What is being asked ::
Each line that contains the string "ylabel" counts once; report how many such lines appear in the data, as a number only.

Records shown ::
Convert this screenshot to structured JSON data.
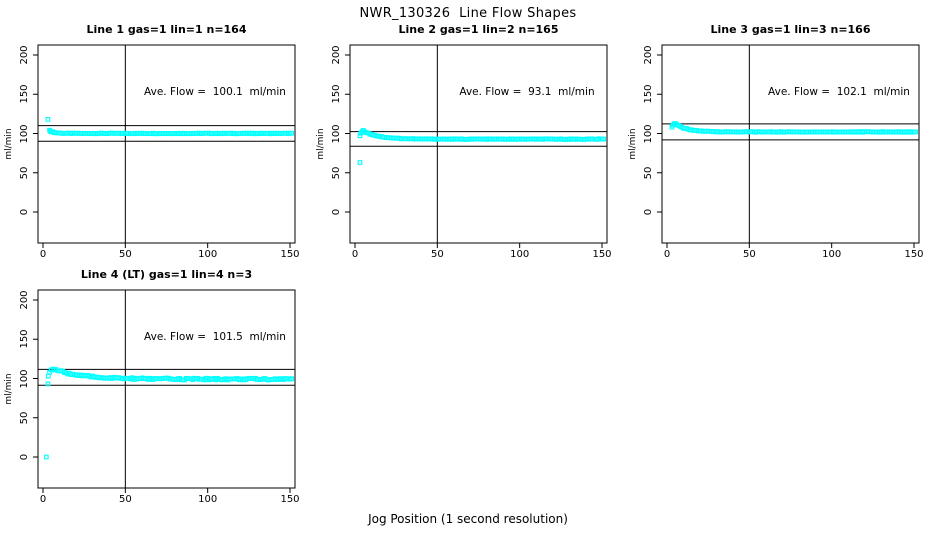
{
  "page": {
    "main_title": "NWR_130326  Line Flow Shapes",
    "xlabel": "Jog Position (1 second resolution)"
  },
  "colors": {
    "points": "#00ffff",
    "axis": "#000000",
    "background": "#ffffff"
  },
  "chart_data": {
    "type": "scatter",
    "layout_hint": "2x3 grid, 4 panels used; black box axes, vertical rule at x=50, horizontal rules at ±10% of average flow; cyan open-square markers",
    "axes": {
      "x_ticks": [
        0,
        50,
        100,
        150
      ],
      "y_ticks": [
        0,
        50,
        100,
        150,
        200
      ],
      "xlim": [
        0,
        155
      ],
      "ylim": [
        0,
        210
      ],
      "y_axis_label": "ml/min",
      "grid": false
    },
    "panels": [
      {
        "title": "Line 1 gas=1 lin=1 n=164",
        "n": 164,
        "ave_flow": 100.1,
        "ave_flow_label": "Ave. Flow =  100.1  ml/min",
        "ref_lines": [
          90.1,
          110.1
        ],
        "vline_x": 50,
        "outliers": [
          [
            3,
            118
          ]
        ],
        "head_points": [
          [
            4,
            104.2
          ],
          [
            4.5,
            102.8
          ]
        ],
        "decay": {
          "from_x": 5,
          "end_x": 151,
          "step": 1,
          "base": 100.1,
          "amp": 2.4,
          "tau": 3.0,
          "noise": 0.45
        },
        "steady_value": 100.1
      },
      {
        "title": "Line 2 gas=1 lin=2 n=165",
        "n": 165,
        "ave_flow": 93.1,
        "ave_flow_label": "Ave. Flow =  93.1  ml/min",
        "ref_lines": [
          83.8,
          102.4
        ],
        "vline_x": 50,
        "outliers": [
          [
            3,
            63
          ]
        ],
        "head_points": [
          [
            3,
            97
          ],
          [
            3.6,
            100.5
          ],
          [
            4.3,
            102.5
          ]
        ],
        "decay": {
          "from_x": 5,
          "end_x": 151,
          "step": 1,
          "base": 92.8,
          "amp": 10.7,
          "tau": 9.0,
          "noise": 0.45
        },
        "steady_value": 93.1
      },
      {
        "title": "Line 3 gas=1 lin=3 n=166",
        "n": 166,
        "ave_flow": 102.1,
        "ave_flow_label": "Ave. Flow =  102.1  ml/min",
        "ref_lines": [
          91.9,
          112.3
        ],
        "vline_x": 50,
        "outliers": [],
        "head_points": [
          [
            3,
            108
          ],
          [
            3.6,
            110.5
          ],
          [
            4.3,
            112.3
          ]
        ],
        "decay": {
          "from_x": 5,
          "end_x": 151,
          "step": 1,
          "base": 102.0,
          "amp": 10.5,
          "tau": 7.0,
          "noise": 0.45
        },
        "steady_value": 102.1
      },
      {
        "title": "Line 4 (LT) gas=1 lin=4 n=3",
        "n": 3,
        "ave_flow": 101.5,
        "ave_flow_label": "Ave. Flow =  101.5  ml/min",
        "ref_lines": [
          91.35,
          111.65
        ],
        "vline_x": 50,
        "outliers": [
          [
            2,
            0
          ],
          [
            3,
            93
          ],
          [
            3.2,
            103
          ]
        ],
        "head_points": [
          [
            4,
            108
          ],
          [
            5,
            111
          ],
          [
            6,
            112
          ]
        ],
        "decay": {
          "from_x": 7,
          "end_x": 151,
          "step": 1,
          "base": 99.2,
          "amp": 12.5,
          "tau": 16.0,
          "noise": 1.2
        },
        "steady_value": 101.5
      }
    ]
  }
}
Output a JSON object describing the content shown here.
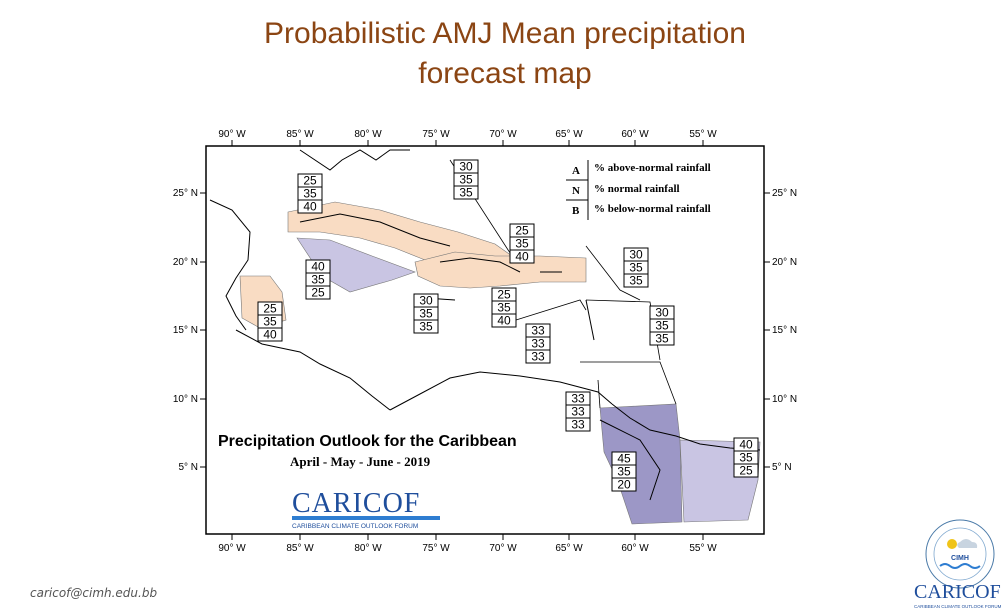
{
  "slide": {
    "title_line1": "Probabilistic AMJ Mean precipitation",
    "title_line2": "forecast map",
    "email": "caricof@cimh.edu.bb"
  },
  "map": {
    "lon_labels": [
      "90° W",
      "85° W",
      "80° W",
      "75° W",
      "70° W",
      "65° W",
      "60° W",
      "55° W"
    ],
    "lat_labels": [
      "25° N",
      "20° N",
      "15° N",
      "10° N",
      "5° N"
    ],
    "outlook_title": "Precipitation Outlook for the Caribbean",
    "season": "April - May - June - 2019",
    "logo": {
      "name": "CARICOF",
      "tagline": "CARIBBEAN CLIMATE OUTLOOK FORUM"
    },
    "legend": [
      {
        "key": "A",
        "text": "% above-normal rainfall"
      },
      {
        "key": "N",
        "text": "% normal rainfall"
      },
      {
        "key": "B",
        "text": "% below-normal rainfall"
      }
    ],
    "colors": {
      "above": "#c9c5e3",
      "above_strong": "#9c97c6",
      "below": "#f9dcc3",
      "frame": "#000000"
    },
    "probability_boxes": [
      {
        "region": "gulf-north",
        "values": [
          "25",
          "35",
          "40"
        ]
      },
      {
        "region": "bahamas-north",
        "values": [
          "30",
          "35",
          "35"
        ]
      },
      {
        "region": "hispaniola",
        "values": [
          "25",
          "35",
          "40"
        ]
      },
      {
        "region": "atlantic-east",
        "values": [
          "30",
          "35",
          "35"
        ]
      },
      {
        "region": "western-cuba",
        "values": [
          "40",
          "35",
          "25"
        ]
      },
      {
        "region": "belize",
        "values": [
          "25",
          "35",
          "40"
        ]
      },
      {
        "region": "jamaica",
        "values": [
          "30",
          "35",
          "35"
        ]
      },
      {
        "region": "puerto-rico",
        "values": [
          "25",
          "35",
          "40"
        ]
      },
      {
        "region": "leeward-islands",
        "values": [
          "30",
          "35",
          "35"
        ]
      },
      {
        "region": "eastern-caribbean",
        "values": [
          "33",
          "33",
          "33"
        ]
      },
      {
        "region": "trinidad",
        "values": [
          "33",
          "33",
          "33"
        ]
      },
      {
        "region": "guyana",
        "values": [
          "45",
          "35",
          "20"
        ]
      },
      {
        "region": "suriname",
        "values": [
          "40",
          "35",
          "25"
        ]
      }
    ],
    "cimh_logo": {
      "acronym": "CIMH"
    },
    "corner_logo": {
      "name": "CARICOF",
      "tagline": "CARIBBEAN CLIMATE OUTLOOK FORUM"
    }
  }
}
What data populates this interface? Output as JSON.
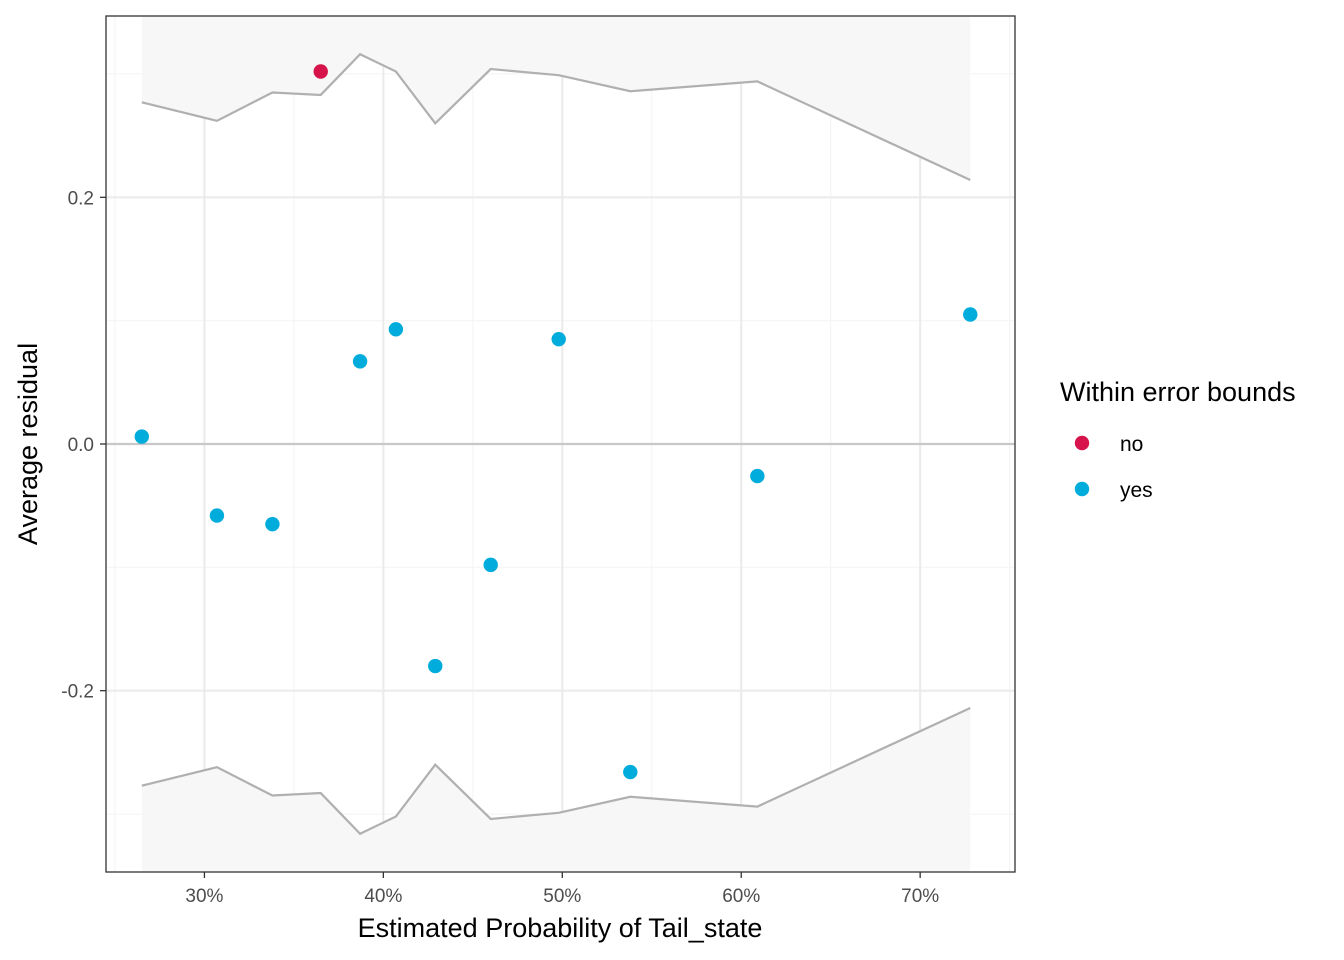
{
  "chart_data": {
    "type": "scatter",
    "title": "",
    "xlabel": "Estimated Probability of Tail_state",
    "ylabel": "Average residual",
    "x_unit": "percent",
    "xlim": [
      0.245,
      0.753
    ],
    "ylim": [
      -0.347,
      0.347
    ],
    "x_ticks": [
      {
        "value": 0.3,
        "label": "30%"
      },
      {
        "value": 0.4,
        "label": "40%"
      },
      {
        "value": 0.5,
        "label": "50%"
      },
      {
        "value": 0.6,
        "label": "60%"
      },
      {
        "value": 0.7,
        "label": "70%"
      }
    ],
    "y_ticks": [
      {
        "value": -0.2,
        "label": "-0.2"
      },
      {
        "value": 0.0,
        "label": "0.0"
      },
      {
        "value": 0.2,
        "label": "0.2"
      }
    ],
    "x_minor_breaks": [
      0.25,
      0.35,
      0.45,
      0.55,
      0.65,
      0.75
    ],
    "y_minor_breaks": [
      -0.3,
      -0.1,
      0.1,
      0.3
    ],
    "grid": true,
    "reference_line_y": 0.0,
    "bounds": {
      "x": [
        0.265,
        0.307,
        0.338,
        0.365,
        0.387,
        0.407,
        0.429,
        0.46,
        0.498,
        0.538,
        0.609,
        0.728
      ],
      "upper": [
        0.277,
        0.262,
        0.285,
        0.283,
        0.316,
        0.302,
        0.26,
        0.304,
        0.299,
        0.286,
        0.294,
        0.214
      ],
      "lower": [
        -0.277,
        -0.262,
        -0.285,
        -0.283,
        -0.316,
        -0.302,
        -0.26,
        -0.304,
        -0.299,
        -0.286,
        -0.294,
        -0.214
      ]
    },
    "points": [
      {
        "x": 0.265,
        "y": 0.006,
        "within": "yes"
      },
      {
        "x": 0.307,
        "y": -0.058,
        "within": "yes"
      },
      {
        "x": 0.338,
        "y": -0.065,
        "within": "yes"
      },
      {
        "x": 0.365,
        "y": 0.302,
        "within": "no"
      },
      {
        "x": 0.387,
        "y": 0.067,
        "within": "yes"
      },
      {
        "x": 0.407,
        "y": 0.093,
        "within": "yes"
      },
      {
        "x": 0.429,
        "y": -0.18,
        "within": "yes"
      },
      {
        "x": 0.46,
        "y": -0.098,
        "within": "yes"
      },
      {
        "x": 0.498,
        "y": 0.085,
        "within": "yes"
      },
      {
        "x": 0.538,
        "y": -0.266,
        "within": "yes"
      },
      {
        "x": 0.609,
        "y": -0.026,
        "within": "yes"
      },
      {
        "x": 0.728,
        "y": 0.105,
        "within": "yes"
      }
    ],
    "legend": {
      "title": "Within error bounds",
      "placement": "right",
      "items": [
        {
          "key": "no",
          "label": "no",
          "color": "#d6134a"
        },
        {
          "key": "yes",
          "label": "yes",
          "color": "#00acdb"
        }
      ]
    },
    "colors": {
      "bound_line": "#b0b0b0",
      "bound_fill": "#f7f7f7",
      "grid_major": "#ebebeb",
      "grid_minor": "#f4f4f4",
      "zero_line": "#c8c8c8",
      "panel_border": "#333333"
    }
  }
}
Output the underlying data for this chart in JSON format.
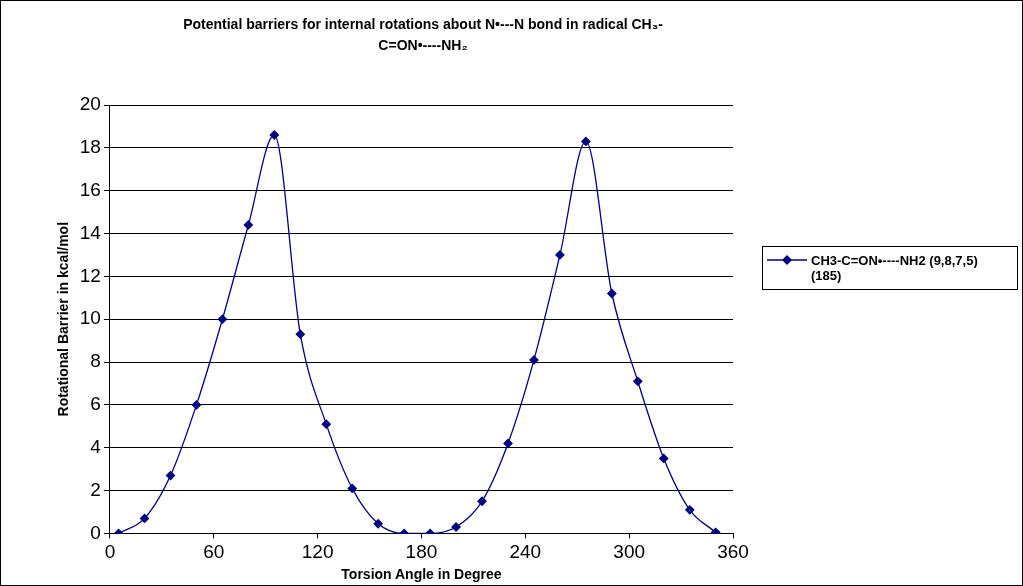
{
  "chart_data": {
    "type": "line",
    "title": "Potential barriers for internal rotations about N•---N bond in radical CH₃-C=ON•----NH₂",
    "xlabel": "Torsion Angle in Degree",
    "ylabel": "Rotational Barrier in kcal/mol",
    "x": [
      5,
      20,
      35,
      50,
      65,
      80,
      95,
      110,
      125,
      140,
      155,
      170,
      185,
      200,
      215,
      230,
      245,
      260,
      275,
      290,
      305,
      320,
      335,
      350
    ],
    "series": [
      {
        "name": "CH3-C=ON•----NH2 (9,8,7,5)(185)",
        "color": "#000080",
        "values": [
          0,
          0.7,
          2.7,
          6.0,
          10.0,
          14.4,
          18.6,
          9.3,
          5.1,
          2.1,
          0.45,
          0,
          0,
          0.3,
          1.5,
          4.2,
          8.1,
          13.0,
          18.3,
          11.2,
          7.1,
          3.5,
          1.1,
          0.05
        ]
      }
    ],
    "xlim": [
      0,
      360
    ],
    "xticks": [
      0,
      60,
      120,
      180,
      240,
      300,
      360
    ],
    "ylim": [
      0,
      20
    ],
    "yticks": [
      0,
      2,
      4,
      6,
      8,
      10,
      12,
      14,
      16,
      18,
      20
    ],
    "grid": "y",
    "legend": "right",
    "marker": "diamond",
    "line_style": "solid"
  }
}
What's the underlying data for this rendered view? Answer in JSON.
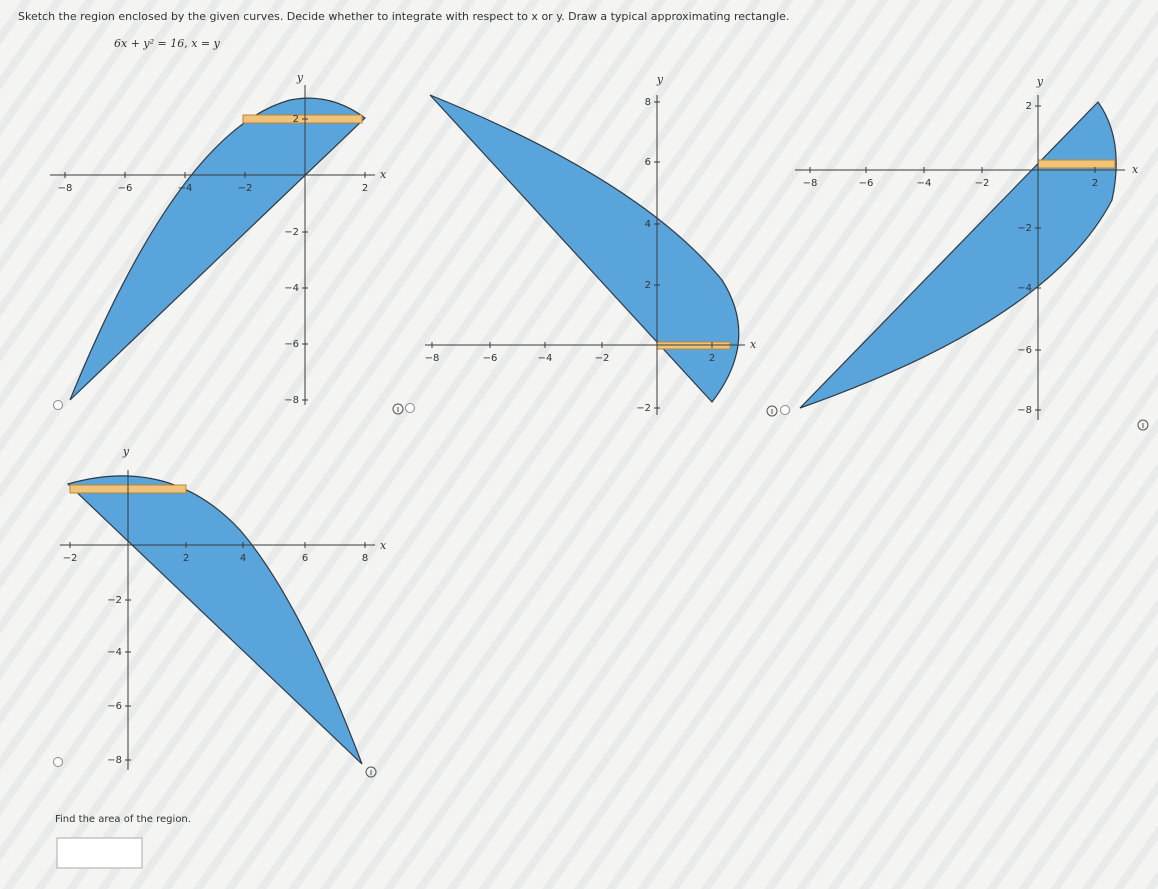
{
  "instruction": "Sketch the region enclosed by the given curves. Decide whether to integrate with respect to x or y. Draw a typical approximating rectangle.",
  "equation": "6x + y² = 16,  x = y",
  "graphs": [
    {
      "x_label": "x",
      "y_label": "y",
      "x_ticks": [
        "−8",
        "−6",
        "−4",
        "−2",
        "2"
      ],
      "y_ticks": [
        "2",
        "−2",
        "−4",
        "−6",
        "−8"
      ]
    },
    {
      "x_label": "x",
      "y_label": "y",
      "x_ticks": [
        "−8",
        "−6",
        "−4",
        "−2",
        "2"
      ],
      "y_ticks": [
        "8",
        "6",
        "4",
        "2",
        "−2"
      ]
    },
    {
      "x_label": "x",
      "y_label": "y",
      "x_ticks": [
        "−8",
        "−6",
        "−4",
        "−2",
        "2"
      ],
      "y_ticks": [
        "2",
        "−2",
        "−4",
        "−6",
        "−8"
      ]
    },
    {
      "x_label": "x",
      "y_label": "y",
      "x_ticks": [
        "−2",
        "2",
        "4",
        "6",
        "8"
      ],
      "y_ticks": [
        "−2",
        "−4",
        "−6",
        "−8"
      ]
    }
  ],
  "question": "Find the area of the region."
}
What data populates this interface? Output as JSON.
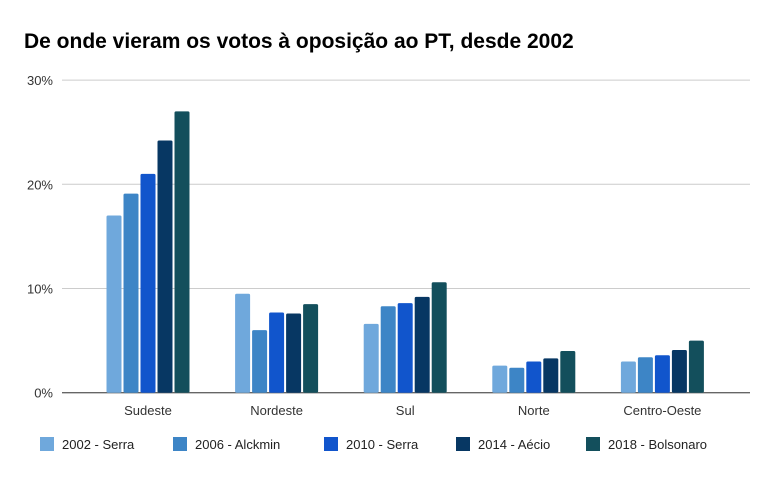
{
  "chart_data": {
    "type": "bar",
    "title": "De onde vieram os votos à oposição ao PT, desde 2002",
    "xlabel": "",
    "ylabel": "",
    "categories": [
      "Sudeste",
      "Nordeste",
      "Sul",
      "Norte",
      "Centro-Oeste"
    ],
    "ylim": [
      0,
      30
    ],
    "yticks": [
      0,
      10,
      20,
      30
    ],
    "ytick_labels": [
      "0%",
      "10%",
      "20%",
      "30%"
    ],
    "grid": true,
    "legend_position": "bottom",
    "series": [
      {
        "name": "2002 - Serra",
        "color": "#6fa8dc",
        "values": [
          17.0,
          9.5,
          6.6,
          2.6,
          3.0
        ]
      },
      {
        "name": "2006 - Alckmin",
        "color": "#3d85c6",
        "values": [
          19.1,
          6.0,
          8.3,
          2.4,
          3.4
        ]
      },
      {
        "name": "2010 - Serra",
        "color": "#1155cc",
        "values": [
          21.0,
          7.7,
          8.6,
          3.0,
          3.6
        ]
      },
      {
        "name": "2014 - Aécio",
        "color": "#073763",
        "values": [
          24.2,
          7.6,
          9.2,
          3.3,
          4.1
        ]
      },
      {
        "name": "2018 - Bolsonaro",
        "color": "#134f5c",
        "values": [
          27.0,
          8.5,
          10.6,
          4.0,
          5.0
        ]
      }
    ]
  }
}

Exercise output ::
3